==== Dataset extract

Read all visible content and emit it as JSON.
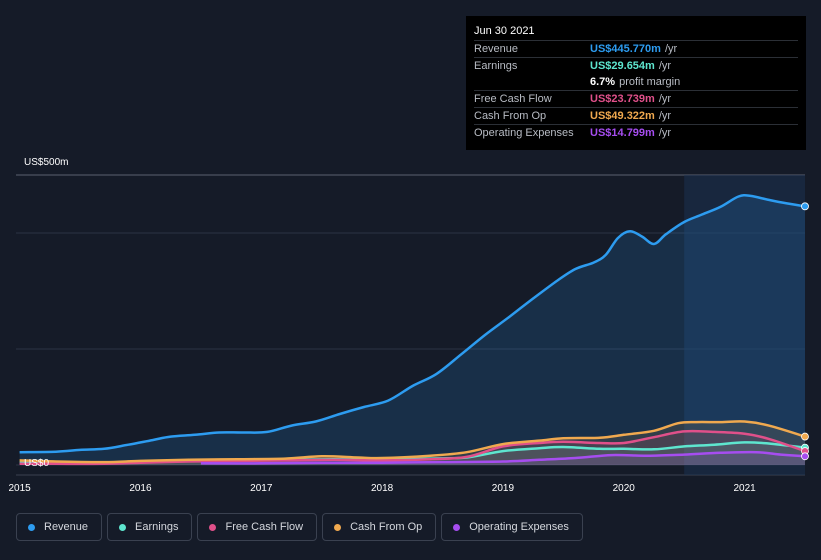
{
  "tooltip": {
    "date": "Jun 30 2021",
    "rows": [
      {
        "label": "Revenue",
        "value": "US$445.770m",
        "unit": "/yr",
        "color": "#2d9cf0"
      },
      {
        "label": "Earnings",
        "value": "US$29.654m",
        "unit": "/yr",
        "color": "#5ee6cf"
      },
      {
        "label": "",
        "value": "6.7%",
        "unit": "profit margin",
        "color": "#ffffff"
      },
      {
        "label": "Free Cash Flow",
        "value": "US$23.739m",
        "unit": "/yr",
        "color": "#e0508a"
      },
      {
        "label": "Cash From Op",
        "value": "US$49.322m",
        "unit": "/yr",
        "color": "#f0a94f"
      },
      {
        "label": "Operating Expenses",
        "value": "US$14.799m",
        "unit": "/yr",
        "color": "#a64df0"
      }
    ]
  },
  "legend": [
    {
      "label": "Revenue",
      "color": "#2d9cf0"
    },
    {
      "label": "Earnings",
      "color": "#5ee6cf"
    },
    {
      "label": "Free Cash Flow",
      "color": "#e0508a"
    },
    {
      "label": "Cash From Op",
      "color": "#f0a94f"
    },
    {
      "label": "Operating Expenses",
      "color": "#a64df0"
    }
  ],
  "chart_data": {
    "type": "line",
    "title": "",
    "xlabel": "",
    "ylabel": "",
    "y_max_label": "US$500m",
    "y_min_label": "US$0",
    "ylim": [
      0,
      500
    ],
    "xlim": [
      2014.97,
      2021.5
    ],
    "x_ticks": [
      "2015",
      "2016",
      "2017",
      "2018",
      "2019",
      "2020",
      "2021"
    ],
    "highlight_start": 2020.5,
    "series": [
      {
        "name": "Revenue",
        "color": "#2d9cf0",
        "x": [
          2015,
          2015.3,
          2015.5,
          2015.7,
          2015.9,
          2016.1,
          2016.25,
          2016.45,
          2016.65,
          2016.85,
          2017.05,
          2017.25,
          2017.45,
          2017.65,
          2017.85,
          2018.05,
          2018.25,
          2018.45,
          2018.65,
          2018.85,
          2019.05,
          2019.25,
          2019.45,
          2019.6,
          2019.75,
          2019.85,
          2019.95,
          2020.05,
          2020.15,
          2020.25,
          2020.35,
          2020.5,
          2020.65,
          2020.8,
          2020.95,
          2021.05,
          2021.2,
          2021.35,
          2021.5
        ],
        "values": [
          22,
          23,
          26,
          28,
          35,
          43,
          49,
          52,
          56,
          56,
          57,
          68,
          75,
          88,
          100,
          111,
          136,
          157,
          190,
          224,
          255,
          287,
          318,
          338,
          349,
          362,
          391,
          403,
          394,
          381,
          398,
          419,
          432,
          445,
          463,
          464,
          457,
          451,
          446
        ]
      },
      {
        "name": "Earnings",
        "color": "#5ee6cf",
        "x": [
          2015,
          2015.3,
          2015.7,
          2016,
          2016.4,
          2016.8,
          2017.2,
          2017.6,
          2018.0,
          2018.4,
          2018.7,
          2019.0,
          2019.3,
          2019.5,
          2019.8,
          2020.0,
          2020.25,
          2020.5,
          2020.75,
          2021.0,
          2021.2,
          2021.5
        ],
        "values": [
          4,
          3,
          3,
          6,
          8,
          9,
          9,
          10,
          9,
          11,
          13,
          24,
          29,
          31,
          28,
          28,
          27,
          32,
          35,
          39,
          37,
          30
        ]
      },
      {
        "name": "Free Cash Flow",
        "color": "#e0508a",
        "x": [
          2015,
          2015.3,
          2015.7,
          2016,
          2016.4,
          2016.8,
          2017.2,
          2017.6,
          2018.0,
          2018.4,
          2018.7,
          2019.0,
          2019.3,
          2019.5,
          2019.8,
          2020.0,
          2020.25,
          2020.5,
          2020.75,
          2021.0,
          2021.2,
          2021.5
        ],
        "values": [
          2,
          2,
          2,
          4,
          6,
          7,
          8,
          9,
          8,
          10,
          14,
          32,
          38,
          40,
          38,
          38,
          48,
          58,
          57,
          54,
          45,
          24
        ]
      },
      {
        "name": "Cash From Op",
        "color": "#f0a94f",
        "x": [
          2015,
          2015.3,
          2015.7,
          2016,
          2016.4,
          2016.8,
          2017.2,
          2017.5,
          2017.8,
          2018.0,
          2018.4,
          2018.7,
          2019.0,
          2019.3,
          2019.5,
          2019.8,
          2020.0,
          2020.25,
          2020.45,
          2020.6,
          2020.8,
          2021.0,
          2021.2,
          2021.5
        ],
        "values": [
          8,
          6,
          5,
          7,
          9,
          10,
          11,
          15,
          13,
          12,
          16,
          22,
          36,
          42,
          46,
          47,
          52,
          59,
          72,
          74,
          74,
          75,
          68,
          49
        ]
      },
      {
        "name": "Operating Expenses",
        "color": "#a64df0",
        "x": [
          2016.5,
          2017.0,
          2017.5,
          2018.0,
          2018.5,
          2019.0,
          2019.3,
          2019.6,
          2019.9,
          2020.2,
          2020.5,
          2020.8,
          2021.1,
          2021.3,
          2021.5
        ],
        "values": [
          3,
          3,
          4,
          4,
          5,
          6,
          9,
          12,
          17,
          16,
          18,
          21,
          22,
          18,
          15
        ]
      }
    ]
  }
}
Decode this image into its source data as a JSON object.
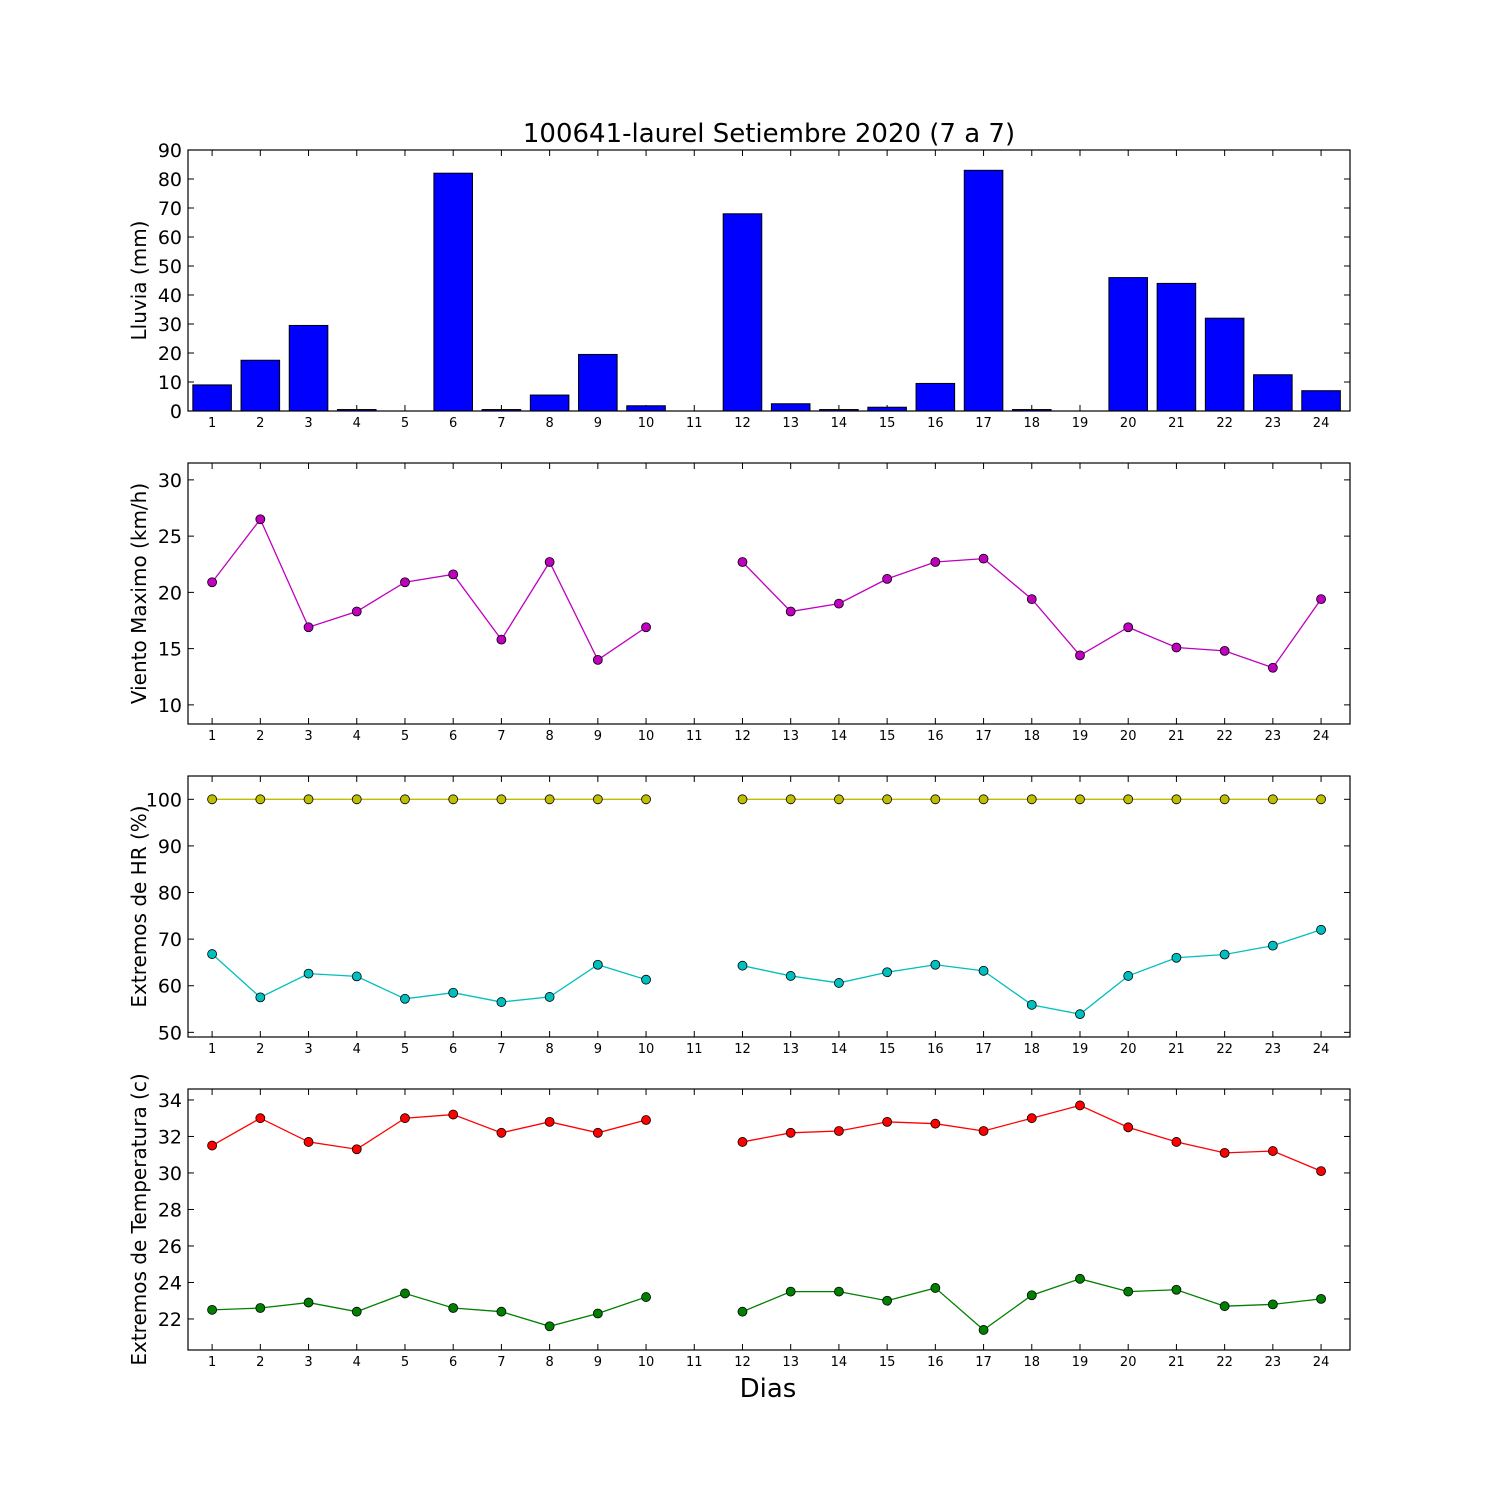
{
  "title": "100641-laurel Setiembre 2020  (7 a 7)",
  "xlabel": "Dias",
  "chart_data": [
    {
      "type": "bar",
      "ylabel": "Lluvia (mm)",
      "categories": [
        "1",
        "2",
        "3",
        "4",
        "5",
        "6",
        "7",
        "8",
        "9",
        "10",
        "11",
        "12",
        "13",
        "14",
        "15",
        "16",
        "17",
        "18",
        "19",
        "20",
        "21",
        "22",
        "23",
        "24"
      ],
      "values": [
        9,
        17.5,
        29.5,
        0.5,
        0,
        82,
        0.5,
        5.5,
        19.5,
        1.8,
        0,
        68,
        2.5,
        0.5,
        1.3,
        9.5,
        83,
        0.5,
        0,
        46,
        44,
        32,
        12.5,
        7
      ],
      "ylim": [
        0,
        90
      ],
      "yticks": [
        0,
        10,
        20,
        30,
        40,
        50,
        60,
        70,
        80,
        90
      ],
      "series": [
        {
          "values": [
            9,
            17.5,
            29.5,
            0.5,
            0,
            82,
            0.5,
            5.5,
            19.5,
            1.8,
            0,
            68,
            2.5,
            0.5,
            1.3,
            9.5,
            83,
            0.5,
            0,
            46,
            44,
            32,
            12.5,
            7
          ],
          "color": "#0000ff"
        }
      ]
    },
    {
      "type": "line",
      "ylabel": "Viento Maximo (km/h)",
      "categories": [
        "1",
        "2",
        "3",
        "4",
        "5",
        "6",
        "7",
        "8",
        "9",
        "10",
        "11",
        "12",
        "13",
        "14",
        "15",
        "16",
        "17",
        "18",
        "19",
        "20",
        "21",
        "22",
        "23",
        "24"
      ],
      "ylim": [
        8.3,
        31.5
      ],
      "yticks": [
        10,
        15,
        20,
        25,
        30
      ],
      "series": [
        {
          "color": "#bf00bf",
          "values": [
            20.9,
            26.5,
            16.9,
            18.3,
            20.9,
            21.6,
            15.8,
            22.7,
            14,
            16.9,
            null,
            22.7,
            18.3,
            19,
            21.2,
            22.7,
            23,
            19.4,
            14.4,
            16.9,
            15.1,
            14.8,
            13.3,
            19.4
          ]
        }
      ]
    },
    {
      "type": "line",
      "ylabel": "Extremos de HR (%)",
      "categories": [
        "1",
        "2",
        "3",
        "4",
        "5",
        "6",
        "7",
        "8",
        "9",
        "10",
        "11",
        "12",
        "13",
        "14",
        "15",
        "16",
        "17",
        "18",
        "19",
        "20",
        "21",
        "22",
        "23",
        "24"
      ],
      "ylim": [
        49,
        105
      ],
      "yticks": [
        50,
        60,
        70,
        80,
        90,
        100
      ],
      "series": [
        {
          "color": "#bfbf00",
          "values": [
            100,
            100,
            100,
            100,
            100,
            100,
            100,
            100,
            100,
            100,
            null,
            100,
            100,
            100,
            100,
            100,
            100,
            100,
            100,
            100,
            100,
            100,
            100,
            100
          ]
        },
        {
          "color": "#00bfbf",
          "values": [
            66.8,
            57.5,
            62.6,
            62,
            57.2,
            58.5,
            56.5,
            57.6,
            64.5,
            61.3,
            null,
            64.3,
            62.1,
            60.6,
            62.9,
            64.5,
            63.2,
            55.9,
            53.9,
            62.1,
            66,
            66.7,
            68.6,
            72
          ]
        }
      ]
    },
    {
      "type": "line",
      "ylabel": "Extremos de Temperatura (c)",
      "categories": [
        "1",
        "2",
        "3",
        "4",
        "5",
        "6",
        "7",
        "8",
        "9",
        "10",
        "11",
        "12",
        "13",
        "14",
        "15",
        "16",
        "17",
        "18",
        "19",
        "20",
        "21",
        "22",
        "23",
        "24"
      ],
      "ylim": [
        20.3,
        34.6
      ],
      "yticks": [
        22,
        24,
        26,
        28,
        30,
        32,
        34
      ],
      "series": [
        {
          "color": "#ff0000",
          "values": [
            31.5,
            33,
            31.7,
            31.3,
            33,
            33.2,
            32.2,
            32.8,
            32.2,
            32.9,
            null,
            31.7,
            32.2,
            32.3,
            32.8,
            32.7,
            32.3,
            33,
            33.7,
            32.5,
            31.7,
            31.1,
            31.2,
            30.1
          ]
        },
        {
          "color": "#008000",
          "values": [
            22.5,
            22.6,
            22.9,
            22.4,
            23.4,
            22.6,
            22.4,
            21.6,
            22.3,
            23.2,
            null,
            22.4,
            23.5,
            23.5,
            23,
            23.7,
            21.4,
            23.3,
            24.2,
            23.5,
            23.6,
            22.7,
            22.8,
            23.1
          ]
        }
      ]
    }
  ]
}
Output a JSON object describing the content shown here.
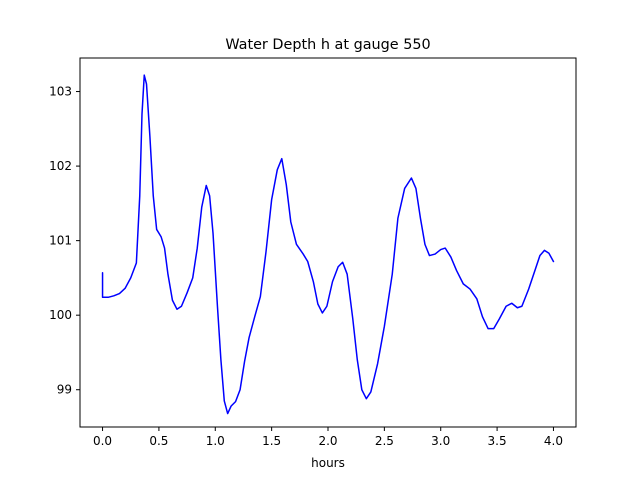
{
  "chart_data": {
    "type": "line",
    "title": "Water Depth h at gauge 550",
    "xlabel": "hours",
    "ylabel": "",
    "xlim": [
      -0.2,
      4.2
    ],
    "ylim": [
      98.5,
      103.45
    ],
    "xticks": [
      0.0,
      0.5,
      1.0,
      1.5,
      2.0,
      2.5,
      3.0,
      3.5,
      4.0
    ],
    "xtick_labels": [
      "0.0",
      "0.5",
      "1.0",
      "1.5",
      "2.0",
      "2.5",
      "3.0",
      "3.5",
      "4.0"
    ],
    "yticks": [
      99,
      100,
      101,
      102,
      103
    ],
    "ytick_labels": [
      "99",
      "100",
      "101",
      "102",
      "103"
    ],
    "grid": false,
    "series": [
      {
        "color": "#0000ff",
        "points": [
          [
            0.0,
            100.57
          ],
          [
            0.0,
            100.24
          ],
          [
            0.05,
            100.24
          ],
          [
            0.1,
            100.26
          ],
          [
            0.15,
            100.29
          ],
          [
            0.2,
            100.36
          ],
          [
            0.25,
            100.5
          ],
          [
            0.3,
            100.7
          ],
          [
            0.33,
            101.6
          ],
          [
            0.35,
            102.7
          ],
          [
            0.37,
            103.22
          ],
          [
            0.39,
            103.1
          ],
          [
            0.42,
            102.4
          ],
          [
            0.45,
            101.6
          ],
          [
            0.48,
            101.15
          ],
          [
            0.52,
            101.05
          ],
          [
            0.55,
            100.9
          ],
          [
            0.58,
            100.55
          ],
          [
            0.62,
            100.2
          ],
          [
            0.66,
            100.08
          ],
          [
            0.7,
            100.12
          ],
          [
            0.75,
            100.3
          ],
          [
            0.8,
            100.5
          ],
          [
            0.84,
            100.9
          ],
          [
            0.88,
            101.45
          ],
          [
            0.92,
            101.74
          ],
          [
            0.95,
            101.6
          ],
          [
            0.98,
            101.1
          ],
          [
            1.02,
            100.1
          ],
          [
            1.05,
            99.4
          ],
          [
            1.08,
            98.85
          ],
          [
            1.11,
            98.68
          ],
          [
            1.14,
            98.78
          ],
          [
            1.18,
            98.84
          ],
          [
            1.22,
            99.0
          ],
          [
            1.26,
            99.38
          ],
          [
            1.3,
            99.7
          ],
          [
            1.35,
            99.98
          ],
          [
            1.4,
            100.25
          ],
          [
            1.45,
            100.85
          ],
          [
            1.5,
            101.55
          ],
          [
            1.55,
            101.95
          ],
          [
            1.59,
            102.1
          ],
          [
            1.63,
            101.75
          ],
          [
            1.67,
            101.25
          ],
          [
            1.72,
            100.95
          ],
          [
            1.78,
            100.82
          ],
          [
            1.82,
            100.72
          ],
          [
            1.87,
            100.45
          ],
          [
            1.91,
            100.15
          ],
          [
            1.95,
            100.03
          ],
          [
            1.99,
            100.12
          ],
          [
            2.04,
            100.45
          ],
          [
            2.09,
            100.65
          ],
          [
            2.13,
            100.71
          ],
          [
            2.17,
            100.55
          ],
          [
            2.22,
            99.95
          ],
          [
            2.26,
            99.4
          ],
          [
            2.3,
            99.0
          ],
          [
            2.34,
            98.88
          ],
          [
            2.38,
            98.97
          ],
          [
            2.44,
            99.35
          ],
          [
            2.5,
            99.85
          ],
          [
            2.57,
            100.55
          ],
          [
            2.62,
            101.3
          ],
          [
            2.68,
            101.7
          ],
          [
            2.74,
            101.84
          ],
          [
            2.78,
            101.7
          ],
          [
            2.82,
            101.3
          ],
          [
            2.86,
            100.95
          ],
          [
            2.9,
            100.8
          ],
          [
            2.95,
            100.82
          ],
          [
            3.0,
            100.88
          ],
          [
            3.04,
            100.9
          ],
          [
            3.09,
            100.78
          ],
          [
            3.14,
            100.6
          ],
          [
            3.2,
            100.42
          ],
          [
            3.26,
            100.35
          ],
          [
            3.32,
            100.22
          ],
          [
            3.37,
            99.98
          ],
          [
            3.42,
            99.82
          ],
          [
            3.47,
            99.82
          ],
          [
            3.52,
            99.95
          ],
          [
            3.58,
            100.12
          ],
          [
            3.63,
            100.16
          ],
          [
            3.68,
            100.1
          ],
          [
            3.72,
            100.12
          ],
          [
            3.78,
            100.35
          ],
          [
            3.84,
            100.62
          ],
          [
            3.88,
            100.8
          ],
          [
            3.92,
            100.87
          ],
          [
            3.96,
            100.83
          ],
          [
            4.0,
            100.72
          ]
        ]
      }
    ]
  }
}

========

• Task statement
Filter the data, keeping only the lines that contain "Operating".

• Output of the task
        "label": "Operating Expenses",
      "label": "Operating Expenses",
        "name": "Operating Expenses",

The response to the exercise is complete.